The problem
Scan the data for "tingstjg" and copy the lines it appears in.

[Extracted data entries]
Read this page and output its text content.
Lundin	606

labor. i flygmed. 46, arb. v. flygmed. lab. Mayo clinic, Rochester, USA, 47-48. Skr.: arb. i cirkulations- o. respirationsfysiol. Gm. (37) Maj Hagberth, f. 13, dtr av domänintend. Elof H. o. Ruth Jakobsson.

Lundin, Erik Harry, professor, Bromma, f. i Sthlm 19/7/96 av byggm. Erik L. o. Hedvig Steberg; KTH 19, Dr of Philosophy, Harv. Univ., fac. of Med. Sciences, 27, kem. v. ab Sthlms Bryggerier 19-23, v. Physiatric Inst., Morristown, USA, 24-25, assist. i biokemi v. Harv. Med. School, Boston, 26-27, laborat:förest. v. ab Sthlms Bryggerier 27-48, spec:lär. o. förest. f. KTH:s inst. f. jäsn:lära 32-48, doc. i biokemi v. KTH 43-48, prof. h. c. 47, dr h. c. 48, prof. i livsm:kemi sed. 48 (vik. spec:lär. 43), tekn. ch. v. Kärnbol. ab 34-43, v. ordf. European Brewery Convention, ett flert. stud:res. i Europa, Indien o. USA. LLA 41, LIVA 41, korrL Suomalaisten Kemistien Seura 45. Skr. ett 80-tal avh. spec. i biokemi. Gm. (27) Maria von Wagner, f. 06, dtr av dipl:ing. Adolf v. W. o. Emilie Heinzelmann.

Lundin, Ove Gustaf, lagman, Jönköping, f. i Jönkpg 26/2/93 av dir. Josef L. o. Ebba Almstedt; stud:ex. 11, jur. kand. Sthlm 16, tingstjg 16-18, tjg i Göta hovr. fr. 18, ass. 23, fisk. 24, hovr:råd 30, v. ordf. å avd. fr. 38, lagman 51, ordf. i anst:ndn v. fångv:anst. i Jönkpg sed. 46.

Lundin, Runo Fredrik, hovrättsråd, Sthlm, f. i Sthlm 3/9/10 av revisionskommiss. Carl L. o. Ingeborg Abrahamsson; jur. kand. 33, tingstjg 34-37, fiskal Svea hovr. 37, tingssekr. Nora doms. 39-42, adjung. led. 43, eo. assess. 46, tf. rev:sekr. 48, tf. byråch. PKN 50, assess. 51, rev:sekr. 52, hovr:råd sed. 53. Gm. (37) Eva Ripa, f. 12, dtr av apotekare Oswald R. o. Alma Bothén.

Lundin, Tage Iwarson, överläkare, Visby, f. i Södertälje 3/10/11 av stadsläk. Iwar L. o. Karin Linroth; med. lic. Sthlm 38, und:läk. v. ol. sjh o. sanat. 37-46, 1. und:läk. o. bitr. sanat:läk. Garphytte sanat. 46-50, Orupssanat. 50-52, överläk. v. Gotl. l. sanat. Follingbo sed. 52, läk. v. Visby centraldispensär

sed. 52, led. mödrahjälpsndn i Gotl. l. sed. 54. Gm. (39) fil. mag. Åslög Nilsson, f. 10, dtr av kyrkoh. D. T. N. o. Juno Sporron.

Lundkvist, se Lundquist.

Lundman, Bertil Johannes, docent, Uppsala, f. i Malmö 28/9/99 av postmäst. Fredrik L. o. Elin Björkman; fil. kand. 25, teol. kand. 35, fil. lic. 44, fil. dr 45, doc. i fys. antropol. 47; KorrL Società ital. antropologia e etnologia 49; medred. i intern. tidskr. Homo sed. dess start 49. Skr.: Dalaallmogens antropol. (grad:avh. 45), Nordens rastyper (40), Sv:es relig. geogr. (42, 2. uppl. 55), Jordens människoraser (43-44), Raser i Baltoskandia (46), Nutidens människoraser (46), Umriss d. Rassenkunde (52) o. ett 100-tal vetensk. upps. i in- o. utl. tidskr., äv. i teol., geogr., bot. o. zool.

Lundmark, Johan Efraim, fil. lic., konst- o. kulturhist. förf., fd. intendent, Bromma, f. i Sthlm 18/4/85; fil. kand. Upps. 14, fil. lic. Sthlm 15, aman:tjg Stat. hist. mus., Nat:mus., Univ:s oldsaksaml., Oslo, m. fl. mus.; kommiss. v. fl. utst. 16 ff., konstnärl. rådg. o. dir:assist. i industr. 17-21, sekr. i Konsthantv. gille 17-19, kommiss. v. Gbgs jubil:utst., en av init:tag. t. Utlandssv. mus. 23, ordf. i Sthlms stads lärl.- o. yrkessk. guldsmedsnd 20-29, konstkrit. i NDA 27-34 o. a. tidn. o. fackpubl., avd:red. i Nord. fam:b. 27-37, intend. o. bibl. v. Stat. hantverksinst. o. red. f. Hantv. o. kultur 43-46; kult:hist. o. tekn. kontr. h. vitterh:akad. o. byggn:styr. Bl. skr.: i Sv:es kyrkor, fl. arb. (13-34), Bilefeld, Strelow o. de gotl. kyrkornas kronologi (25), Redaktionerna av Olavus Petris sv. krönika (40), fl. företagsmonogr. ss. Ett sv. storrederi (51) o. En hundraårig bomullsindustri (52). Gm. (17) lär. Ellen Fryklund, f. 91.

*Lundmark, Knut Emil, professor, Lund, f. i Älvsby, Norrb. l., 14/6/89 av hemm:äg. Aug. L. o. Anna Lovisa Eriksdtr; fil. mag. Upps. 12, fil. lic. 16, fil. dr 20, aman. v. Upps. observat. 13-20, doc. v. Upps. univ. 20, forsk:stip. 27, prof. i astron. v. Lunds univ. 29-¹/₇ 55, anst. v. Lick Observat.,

Answer to the task
Lundin, Ove Gustaf, lagman, Jönköping, f. i Jönkpg 26/2/93 av dir. Josef L. o. Ebba Almstedt; stud:ex. 11, jur. kand. Sthlm 16, tingstjg 16-18, tjg i Göta hovr. fr. 18, ass. 23, fisk. 24, hovr:råd 30, v. ordf. å avd. fr. 38, lagman 51, ordf. i anst:ndn v. fångv:anst. i Jönkpg sed. 46.
Lundin, Runo Fredrik, hovrättsråd, Sthlm, f. i Sthlm 3/9/10 av revisionskommiss. Carl L. o. Ingeborg Abrahamsson; jur. kand. 33, tingstjg 34-37, fiskal Svea hovr. 37, tingssekr. Nora doms. 39-42, adjung. led. 43, eo. assess. 46, tf. rev:sekr. 48, tf. byråch. PKN 50, assess. 51, rev:sekr. 52, hovr:råd sed. 53. Gm. (37) Eva Ripa, f. 12, dtr av apotekare Oswald R. o. Alma Bothén.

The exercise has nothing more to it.